_Work to complete:_
Find the string "repellent" in the data, then copy every line where it is found.

-=-=-

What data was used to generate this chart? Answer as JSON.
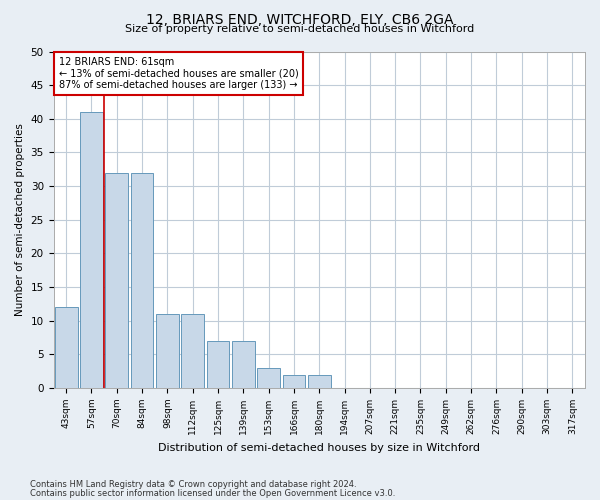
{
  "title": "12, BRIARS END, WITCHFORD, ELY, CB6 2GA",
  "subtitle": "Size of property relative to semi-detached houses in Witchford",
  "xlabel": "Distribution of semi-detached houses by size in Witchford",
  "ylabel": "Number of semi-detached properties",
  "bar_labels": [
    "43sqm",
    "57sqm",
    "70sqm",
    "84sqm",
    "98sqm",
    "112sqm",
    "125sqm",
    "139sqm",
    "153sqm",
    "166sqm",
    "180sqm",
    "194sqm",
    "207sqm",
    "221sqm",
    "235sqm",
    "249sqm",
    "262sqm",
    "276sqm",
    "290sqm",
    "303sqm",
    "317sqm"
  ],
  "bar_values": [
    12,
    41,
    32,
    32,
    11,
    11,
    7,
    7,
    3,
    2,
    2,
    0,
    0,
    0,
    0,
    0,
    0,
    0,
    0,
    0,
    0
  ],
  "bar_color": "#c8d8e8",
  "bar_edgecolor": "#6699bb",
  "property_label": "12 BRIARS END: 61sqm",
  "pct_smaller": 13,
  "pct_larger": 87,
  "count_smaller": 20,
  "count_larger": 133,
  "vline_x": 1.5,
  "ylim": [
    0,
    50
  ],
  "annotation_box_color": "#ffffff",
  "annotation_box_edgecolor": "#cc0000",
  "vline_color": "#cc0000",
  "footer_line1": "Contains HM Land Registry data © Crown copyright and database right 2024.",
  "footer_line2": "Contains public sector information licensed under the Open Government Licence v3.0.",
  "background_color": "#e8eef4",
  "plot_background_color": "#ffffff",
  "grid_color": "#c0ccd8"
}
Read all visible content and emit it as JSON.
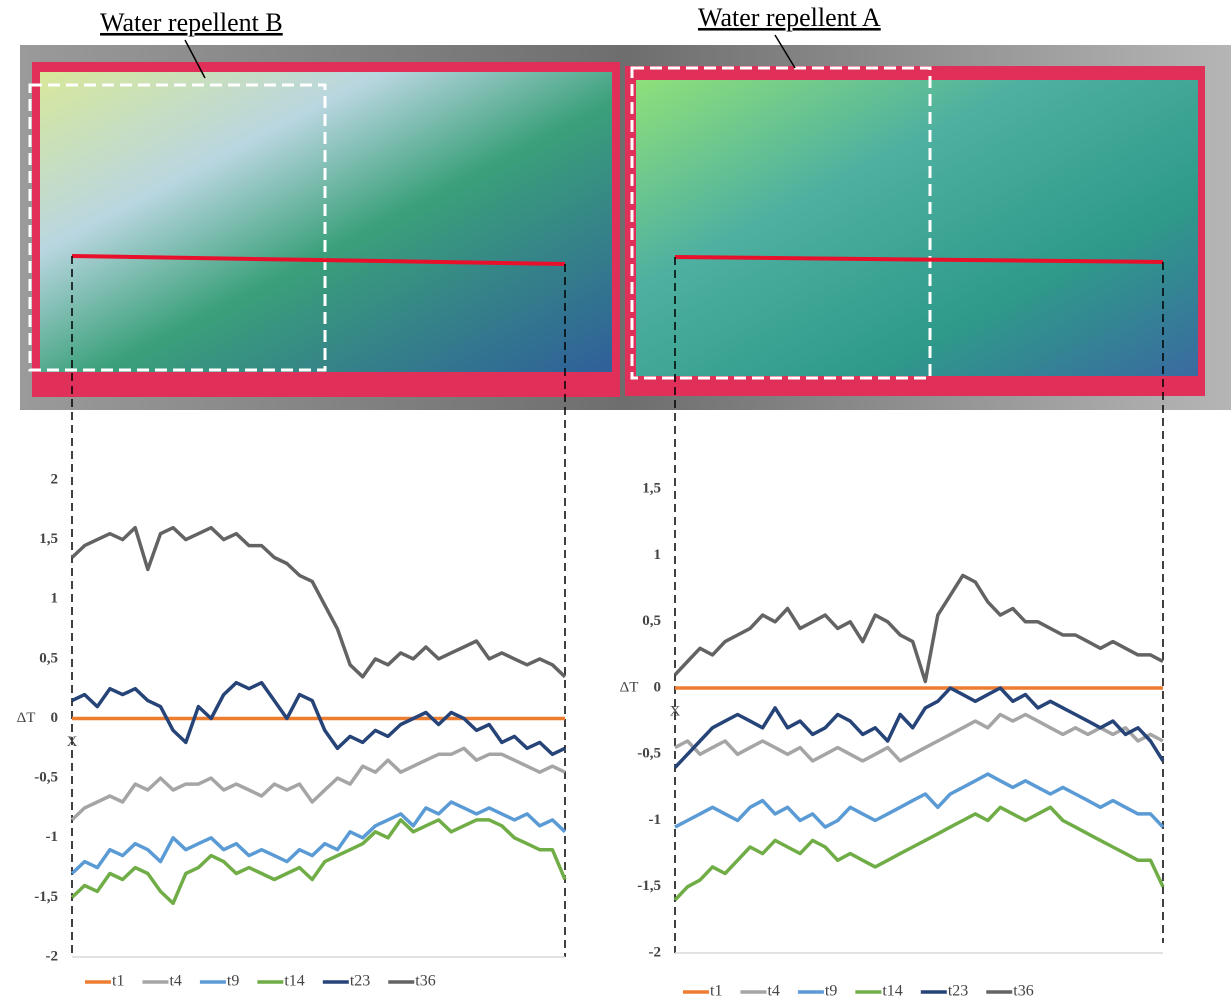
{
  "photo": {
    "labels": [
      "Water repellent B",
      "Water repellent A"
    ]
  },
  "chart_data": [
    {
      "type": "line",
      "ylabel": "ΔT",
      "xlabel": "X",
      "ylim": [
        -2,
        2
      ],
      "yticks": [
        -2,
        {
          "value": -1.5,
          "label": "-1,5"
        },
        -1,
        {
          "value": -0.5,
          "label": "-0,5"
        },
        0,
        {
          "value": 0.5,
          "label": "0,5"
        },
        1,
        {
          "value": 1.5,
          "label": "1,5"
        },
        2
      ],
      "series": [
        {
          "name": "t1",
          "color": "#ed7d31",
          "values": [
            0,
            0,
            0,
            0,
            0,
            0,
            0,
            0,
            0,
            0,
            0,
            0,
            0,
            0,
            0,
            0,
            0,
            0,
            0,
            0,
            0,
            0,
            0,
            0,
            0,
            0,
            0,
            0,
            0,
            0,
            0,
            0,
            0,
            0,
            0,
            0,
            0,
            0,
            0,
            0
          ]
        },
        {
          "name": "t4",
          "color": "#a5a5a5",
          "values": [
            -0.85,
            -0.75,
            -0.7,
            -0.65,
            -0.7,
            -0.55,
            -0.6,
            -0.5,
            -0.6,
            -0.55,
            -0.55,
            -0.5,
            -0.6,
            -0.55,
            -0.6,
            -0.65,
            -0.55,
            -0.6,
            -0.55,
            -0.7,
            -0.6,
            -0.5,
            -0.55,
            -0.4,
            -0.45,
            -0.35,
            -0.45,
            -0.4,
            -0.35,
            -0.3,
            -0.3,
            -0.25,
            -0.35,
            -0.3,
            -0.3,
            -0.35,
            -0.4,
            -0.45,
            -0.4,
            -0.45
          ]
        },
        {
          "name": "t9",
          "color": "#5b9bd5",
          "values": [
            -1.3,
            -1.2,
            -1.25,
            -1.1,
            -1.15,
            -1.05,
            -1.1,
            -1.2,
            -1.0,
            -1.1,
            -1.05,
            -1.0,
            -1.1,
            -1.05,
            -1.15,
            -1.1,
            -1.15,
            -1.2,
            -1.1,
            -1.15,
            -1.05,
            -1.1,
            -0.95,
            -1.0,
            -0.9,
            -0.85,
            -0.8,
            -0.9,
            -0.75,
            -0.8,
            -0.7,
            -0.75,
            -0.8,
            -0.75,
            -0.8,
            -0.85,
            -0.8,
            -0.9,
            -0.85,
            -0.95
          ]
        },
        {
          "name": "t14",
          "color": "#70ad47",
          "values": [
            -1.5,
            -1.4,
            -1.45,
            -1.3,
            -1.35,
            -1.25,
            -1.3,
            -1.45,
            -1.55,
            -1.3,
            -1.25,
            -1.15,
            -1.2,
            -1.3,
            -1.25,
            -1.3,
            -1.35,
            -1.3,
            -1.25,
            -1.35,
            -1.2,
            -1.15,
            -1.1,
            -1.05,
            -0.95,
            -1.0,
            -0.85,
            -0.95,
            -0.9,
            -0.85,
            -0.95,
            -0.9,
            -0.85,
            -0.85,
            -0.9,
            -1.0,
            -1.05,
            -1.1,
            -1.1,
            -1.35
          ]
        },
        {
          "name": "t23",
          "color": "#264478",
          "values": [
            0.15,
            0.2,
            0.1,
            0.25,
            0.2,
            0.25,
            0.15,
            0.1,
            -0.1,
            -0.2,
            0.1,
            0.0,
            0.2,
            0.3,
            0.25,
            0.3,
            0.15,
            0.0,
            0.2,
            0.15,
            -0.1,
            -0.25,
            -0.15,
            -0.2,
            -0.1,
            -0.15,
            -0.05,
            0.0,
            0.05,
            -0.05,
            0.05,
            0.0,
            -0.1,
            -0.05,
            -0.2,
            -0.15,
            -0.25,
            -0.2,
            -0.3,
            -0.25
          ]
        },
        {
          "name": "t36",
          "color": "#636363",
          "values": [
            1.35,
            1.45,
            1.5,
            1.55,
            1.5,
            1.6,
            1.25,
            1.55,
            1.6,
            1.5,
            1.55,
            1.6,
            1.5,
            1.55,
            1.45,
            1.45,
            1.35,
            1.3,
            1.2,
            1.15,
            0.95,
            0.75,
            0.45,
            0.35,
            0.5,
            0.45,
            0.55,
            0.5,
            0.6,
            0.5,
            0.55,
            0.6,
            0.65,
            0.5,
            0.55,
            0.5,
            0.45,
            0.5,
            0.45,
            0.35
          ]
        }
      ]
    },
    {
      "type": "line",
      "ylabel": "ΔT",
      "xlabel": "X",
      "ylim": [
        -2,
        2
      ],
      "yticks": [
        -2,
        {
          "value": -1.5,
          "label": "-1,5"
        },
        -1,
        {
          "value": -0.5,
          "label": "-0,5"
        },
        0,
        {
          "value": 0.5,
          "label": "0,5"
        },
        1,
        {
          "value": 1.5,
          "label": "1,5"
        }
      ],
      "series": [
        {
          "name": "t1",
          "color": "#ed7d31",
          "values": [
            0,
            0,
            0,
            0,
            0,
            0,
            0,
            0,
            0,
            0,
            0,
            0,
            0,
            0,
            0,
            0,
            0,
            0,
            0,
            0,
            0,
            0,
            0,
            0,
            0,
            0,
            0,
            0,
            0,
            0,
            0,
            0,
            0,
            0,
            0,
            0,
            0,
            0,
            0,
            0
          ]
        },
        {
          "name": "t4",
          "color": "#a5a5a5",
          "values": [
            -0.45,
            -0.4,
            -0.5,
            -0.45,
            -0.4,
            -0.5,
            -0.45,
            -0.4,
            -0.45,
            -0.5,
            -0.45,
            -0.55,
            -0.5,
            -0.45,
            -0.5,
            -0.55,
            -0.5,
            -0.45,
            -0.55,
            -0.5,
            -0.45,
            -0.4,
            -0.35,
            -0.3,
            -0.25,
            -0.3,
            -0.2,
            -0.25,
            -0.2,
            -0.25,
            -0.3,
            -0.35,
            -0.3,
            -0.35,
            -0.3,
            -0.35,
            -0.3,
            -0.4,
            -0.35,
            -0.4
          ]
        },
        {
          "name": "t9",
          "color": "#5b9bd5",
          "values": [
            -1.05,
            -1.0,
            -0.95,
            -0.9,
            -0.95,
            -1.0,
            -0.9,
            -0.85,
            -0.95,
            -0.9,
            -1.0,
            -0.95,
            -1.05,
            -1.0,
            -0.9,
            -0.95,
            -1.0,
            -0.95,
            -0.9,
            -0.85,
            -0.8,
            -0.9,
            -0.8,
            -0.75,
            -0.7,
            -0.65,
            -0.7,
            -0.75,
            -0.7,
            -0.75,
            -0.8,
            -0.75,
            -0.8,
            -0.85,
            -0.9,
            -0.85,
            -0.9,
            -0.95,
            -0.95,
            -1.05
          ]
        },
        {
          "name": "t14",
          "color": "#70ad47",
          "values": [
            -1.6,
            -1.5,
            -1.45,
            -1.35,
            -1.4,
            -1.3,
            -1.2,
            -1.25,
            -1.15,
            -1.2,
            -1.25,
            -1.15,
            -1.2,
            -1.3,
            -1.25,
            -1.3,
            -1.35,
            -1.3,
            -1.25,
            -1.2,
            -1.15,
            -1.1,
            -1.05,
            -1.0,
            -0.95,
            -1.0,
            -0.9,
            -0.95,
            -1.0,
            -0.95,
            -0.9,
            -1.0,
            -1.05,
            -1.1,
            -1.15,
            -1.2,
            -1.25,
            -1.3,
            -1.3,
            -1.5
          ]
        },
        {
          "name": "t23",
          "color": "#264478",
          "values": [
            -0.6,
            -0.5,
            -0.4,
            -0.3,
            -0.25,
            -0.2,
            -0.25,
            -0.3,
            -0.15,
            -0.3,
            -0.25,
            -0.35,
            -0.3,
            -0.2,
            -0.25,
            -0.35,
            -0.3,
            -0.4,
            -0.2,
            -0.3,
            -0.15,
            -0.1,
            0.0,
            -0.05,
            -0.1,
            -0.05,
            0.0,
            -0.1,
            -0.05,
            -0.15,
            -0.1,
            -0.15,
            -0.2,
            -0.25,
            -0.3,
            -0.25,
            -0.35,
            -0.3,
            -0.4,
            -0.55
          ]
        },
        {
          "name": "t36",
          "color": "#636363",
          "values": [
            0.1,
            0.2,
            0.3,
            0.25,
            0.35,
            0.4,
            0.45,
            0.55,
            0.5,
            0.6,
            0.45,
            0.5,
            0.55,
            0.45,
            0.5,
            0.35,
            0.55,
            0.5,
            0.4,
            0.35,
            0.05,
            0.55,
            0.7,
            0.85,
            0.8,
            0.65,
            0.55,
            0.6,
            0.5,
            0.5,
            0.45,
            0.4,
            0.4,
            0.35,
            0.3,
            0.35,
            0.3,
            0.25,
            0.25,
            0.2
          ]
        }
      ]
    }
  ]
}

-=-=-

_Task output:_
      "Water repellent B",
      "Water repellent A"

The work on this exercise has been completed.